» WRITTEN TASK
Find the string "seven" in the records. Copy every line it appears in.

» Data items

▬▬▬▬▬▬▬▬▬▬

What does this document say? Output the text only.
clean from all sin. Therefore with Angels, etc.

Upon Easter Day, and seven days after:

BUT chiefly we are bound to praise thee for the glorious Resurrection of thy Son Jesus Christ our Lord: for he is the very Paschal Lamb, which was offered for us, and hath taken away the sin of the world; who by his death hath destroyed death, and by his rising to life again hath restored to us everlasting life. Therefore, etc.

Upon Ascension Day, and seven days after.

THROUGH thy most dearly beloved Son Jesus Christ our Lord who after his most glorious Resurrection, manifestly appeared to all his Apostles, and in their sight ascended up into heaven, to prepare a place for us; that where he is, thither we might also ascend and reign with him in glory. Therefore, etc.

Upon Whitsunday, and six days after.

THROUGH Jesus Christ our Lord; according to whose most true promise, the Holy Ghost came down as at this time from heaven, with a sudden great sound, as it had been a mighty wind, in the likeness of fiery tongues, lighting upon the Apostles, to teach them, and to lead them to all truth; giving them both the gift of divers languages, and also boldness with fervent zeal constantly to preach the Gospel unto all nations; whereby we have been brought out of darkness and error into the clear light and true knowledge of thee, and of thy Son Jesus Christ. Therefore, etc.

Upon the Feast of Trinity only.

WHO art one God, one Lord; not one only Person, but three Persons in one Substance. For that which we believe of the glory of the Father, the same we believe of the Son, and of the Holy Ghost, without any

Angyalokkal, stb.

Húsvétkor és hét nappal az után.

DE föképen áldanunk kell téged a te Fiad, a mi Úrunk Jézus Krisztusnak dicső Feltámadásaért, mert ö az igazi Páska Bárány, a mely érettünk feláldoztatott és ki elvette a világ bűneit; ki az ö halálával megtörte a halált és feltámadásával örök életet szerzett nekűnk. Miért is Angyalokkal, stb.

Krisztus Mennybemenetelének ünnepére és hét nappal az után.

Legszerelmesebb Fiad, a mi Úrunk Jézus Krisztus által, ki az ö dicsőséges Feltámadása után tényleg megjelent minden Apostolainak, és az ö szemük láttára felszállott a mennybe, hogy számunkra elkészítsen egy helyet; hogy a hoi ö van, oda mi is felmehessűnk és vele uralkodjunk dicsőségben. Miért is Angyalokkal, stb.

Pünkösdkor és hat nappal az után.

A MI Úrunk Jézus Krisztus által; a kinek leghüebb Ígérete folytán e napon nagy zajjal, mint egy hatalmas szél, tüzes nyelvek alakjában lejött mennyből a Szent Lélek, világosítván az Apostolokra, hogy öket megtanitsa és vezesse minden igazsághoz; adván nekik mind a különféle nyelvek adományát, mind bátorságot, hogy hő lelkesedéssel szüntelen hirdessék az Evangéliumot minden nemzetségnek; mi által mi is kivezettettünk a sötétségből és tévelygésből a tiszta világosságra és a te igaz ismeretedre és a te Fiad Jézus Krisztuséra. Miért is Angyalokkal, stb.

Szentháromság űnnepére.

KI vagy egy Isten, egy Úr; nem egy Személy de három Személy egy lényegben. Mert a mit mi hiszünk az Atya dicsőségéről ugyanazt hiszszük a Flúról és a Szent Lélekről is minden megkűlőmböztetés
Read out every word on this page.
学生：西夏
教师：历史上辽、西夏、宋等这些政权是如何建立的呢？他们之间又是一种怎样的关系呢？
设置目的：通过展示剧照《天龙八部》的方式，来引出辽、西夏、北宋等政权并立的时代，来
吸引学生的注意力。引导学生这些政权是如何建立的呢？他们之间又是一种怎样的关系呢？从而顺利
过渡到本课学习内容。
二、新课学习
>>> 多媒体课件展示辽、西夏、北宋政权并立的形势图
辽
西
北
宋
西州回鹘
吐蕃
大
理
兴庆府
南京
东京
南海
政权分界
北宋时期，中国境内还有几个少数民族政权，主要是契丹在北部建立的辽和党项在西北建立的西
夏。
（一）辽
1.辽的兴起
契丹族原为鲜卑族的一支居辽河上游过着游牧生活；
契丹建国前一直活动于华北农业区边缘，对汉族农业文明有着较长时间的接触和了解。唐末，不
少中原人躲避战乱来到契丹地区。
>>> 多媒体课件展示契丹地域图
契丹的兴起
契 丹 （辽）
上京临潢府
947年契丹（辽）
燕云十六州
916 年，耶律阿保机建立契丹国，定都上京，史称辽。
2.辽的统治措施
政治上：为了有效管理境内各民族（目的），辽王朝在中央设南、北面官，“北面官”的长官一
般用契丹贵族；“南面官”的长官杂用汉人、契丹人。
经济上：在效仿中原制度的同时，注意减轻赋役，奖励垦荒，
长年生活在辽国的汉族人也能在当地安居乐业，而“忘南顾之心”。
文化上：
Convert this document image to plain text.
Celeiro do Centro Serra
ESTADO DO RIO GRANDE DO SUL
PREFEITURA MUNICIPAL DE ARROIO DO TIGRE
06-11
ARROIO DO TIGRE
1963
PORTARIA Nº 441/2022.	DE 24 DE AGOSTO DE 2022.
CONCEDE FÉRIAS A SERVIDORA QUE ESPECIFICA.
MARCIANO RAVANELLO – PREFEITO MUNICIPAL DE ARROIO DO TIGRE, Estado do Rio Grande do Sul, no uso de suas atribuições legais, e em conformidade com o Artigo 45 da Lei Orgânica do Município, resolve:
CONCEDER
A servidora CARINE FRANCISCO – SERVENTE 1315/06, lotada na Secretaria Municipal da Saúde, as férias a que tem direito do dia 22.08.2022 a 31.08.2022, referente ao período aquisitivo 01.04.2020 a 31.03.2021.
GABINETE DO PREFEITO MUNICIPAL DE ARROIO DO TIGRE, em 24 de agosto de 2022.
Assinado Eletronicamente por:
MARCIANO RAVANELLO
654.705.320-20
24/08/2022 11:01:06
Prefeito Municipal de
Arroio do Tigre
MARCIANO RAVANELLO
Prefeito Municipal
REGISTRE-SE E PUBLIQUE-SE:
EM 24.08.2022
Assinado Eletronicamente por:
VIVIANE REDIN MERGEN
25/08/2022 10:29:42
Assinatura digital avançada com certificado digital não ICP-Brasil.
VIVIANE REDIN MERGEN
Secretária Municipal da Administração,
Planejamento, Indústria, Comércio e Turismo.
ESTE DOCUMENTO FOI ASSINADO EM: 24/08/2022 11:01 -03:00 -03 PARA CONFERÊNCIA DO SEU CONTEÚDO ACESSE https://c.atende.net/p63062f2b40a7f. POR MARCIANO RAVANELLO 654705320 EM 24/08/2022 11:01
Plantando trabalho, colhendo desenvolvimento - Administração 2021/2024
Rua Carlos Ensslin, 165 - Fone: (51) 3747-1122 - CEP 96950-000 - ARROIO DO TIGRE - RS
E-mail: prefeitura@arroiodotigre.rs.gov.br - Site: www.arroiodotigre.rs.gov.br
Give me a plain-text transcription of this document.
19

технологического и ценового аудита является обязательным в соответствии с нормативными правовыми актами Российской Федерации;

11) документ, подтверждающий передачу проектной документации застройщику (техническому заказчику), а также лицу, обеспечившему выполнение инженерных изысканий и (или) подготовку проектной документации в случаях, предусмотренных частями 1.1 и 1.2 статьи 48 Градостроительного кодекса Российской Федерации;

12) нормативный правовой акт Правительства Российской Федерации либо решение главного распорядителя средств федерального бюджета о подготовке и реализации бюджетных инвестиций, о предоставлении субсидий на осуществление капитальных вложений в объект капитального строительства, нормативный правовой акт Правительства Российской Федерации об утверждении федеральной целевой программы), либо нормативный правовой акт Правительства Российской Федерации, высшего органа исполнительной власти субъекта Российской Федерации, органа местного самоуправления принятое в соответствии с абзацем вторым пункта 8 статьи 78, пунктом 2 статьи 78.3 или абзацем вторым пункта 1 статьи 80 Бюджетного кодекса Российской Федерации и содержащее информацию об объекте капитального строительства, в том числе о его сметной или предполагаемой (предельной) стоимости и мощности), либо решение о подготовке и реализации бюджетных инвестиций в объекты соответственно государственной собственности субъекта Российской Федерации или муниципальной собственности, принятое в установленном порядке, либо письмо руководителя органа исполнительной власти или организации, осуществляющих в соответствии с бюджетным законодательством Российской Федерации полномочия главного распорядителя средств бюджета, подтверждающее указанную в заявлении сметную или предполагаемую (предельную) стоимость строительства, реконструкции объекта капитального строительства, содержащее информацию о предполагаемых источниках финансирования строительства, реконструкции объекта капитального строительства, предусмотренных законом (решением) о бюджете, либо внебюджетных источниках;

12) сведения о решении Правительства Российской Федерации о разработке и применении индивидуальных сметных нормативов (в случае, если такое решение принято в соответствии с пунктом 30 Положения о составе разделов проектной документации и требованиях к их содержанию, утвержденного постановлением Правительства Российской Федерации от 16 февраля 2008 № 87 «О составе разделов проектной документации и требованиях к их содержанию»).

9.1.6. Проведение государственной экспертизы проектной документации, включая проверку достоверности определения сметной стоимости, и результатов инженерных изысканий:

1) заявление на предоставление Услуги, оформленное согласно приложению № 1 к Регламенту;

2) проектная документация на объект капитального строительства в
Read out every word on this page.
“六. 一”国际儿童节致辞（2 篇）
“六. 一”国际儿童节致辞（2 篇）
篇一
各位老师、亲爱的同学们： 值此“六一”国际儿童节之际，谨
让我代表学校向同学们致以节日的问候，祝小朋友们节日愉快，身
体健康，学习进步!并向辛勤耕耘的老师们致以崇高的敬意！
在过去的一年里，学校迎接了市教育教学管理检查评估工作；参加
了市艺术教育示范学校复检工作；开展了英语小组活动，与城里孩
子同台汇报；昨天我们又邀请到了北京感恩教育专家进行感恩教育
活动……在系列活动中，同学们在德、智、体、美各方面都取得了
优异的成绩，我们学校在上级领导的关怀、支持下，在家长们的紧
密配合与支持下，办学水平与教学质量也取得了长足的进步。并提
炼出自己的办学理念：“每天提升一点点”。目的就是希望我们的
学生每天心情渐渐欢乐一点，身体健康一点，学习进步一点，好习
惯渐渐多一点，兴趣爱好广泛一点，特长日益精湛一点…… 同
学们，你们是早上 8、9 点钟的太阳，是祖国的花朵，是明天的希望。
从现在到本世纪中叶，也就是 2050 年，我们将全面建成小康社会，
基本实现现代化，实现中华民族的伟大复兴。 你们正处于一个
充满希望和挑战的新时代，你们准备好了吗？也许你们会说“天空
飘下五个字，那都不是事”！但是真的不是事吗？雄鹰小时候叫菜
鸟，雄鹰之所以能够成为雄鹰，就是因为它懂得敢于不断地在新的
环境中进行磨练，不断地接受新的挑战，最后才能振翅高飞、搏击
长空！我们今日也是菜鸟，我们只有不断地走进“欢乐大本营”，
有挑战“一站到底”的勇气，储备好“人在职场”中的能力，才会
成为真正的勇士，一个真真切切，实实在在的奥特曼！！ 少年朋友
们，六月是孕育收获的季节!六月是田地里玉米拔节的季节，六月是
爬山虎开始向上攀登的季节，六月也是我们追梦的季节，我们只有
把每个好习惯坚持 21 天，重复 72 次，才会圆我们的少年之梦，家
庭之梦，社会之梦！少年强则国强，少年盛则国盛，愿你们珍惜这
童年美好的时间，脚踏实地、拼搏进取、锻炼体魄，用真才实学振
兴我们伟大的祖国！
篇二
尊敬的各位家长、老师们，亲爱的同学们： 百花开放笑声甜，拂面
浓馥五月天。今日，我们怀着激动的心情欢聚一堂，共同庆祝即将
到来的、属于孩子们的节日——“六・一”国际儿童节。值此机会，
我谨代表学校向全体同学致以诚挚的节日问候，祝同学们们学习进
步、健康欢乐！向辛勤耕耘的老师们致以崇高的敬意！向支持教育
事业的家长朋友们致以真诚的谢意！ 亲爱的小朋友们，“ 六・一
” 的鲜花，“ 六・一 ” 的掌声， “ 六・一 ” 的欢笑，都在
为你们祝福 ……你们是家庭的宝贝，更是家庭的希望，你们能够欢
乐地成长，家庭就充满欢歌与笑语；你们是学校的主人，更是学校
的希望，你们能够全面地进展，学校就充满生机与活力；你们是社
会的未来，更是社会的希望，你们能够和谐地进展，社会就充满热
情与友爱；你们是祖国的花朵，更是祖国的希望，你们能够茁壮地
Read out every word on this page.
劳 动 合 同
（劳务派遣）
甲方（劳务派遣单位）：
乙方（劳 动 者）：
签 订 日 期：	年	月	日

▬▬▬▬▬▬▬▬▬▬

» RESULT FOR THIS EXERCISE
Upon Easter Day, and seven days after:
Upon Ascension Day, and seven days after.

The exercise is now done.